DATA SUPPLIED:
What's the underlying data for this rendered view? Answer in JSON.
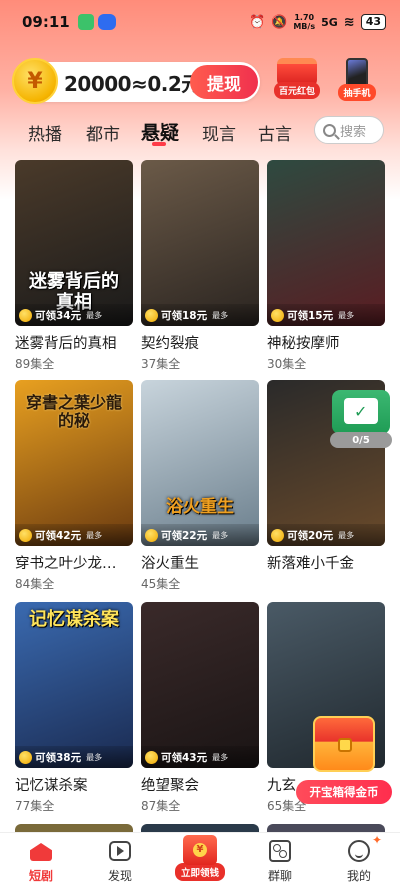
{
  "status_bar": {
    "time": "09:11",
    "net_speed_value": "1.70",
    "net_speed_unit": "MB/s",
    "network": "5G",
    "battery": "43"
  },
  "coin_banner": {
    "coin_text": "20000≈0.2元",
    "withdraw_label": "提现"
  },
  "promos": {
    "red_packet_label": "百元红包",
    "phone_label": "抽手机"
  },
  "tabs": [
    "热播",
    "都市",
    "悬疑",
    "现言",
    "古言"
  ],
  "active_tab": "悬疑",
  "search": {
    "placeholder": "搜索"
  },
  "grid": [
    {
      "title": "迷雾背后的真相",
      "episodes": "89集全",
      "reward": "可领34元",
      "reward_suffix": "最多",
      "poster_text": "迷雾背后的真相",
      "colors": [
        "#4a3a2a",
        "#1a1a1a"
      ]
    },
    {
      "title": "契约裂痕",
      "episodes": "37集全",
      "reward": "可领18元",
      "reward_suffix": "最多",
      "poster_text": "",
      "colors": [
        "#6b5a48",
        "#2a2420"
      ]
    },
    {
      "title": "神秘按摩师",
      "episodes": "30集全",
      "reward": "可领15元",
      "reward_suffix": "最多",
      "poster_text": "",
      "colors": [
        "#2e4a40",
        "#5a1c22"
      ]
    },
    {
      "title": "穿书之叶少龙…",
      "episodes": "84集全",
      "reward": "可领42元",
      "reward_suffix": "最多",
      "poster_text": "穿書之葉少龍的秘",
      "colors": [
        "#e8a020",
        "#6a3a10"
      ]
    },
    {
      "title": "浴火重生",
      "episodes": "45集全",
      "reward": "可领22元",
      "reward_suffix": "最多",
      "poster_text": "浴火重生",
      "colors": [
        "#c8d4dc",
        "#6a7e8c"
      ]
    },
    {
      "title": "新落难小千金",
      "episodes": "",
      "reward": "可领20元",
      "reward_suffix": "最多",
      "poster_text": "",
      "colors": [
        "#2a2a2a",
        "#6a4a2a"
      ]
    },
    {
      "title": "记忆谋杀案",
      "episodes": "77集全",
      "reward": "可领38元",
      "reward_suffix": "最多",
      "poster_text": "记忆谋杀案",
      "colors": [
        "#3a6ab0",
        "#1a2a50"
      ]
    },
    {
      "title": "绝望聚会",
      "episodes": "87集全",
      "reward": "可领43元",
      "reward_suffix": "最多",
      "poster_text": "",
      "colors": [
        "#3a2a2a",
        "#1a1414"
      ]
    },
    {
      "title": "九玄",
      "episodes": "65集全",
      "reward": "",
      "reward_suffix": "",
      "poster_text": "",
      "colors": [
        "#4a5a66",
        "#20282e"
      ]
    }
  ],
  "float_widget": {
    "progress": "0/5"
  },
  "chest": {
    "label": "开宝箱得金币"
  },
  "bottom_nav": {
    "items": [
      "短剧",
      "发现",
      "立即领钱",
      "群聊",
      "我的"
    ],
    "active": "短剧"
  },
  "colors": {
    "accent": "#f03a3a",
    "banner_top": "#ff8c7a"
  }
}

AIM OF THE TASK: Scan the material above. Copy each line that holds the word "episodes".

RESPONSE TO THE EXERCISE:
      "episodes": "89集全",
      "episodes": "37集全",
      "episodes": "30集全",
      "episodes": "84集全",
      "episodes": "45集全",
      "episodes": "",
      "episodes": "77集全",
      "episodes": "87集全",
      "episodes": "65集全",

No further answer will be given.